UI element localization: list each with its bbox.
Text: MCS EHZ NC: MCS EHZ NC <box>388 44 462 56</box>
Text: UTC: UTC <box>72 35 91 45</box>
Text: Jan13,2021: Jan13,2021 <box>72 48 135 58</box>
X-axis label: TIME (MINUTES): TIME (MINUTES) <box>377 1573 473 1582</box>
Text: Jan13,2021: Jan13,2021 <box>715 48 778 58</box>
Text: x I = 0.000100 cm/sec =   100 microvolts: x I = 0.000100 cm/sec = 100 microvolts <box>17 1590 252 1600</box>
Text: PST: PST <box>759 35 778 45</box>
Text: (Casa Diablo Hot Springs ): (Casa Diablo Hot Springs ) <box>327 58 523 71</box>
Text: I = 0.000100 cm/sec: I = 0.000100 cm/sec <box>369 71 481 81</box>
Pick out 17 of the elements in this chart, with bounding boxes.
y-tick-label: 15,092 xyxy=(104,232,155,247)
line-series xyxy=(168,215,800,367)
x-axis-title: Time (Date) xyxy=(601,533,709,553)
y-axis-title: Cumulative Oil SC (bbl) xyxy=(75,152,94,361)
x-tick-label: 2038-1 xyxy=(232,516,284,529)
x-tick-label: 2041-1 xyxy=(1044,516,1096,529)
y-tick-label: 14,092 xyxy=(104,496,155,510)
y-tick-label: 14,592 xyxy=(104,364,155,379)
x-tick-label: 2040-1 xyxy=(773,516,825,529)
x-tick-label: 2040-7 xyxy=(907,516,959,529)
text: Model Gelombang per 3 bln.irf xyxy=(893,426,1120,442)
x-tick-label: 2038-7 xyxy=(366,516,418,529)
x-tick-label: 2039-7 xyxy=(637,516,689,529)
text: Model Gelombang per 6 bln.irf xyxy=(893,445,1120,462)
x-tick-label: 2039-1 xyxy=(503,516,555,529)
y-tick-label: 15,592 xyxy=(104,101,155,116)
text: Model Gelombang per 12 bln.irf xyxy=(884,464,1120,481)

◇ ◇ ◇

### TASK DESCRIPTION
Revise the entries above by replacing every occurrence of "x-tick-label" with "x-axis-tick-label", leaving all other text unchanged.

### EXPECTED OUTPUT
UI element localization: list each with its bbox.
Text: MCS EHZ NC: MCS EHZ NC <box>388 44 462 56</box>
Text: UTC: UTC <box>72 35 91 45</box>
Text: Jan13,2021: Jan13,2021 <box>72 48 135 58</box>
X-axis label: TIME (MINUTES): TIME (MINUTES) <box>377 1573 473 1582</box>
Text: Jan13,2021: Jan13,2021 <box>715 48 778 58</box>
Text: x I = 0.000100 cm/sec =   100 microvolts: x I = 0.000100 cm/sec = 100 microvolts <box>17 1590 252 1600</box>
Text: PST: PST <box>759 35 778 45</box>
Text: (Casa Diablo Hot Springs ): (Casa Diablo Hot Springs ) <box>327 58 523 71</box>
Text: I = 0.000100 cm/sec: I = 0.000100 cm/sec <box>369 71 481 81</box>
Pick out 17 of the elements in this chart, with bounding boxes.
y-tick-label: 15,092 xyxy=(104,232,155,247)
line-series xyxy=(168,215,800,367)
x-axis-title: Time (Date) xyxy=(601,533,709,553)
y-axis-title: Cumulative Oil SC (bbl) xyxy=(75,152,94,361)
x-axis-tick-label: 2038-1 xyxy=(232,516,284,529)
x-axis-tick-label: 2041-1 xyxy=(1044,516,1096,529)
y-tick-label: 14,092 xyxy=(104,496,155,510)
y-tick-label: 14,592 xyxy=(104,364,155,379)
x-axis-tick-label: 2040-1 xyxy=(773,516,825,529)
x-axis-tick-label: 2040-7 xyxy=(907,516,959,529)
text: Model Gelombang per 3 bln.irf xyxy=(893,426,1120,442)
x-axis-tick-label: 2038-7 xyxy=(366,516,418,529)
x-axis-tick-label: 2039-7 xyxy=(637,516,689,529)
text: Model Gelombang per 6 bln.irf xyxy=(893,445,1120,462)
x-axis-tick-label: 2039-1 xyxy=(503,516,555,529)
y-tick-label: 15,592 xyxy=(104,101,155,116)
text: Model Gelombang per 12 bln.irf xyxy=(884,464,1120,481)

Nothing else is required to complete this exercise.